*Brief*
Drop every picture, then transcribe the remaining data exactly.

*Material to process*
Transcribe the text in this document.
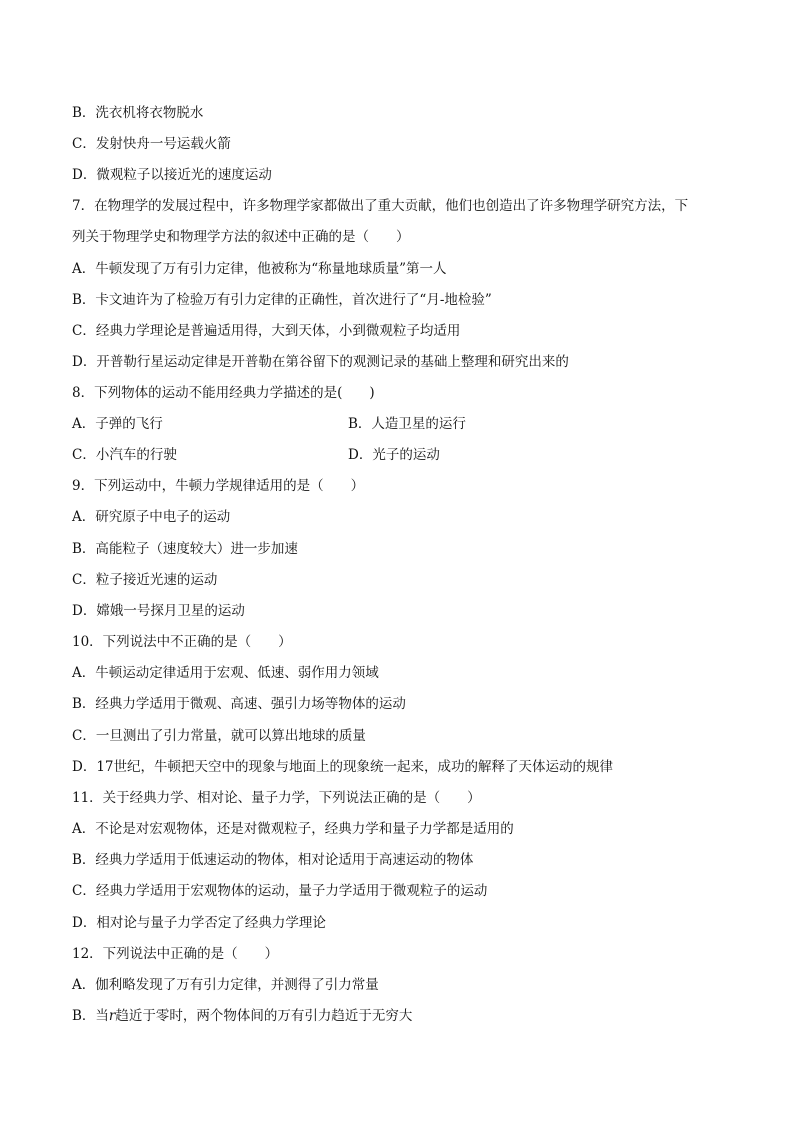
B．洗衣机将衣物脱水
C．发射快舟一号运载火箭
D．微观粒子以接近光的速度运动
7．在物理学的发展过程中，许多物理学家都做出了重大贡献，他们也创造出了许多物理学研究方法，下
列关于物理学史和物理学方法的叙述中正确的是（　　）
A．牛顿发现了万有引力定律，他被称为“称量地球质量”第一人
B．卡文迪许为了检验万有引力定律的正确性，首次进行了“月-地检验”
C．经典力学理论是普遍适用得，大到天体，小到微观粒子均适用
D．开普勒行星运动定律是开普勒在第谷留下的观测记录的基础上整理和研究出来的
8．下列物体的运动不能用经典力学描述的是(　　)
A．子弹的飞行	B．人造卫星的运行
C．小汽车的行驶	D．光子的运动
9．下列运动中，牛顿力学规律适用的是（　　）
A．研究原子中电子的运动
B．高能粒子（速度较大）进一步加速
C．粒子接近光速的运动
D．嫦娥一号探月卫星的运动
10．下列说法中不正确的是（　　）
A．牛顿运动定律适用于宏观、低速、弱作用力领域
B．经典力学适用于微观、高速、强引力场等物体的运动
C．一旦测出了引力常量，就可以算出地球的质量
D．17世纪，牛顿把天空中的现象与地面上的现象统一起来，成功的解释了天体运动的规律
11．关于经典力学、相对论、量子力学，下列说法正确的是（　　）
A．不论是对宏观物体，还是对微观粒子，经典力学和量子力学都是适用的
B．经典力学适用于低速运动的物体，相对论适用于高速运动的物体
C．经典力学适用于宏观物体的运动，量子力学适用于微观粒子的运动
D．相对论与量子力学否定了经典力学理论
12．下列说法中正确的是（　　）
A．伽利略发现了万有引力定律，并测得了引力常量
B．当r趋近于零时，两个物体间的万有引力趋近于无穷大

*Exercise output*
Transcribe the text in this document.
B．洗衣机将衣物脱水
C．发射快舟一号运载火箭
D．微观粒子以接近光的速度运动
7．在物理学的发展过程中，许多物理学家都做出了重大贡献，他们也创造出了许多物理学研究方法，下
列关于物理学史和物理学方法的叙述中正确的是（　　）
A．牛顿发现了万有引力定律，他被称为“称量地球质量”第一人
B．卡文迪许为了检验万有引力定律的正确性，首次进行了“月-地检验”
C．经典力学理论是普遍适用得，大到天体，小到微观粒子均适用
D．开普勒行星运动定律是开普勒在第谷留下的观测记录的基础上整理和研究出来的
8．下列物体的运动不能用经典力学描述的是(　　)
A．子弹的飞行	B．人造卫星的运行
C．小汽车的行驶	D．光子的运动
9．下列运动中，牛顿力学规律适用的是（　　）
A．研究原子中电子的运动
B．高能粒子（速度较大）进一步加速
C．粒子接近光速的运动
D．嫦娥一号探月卫星的运动
10．下列说法中不正确的是（　　）
A．牛顿运动定律适用于宏观、低速、弱作用力领域
B．经典力学适用于微观、高速、强引力场等物体的运动
C．一旦测出了引力常量，就可以算出地球的质量
D．17世纪，牛顿把天空中的现象与地面上的现象统一起来，成功的解释了天体运动的规律
11．关于经典力学、相对论、量子力学，下列说法正确的是（　　）
A．不论是对宏观物体，还是对微观粒子，经典力学和量子力学都是适用的
B．经典力学适用于低速运动的物体，相对论适用于高速运动的物体
C．经典力学适用于宏观物体的运动，量子力学适用于微观粒子的运动
D．相对论与量子力学否定了经典力学理论
12．下列说法中正确的是（　　）
A．伽利略发现了万有引力定律，并测得了引力常量
B．当r趋近于零时，两个物体间的万有引力趋近于无穷大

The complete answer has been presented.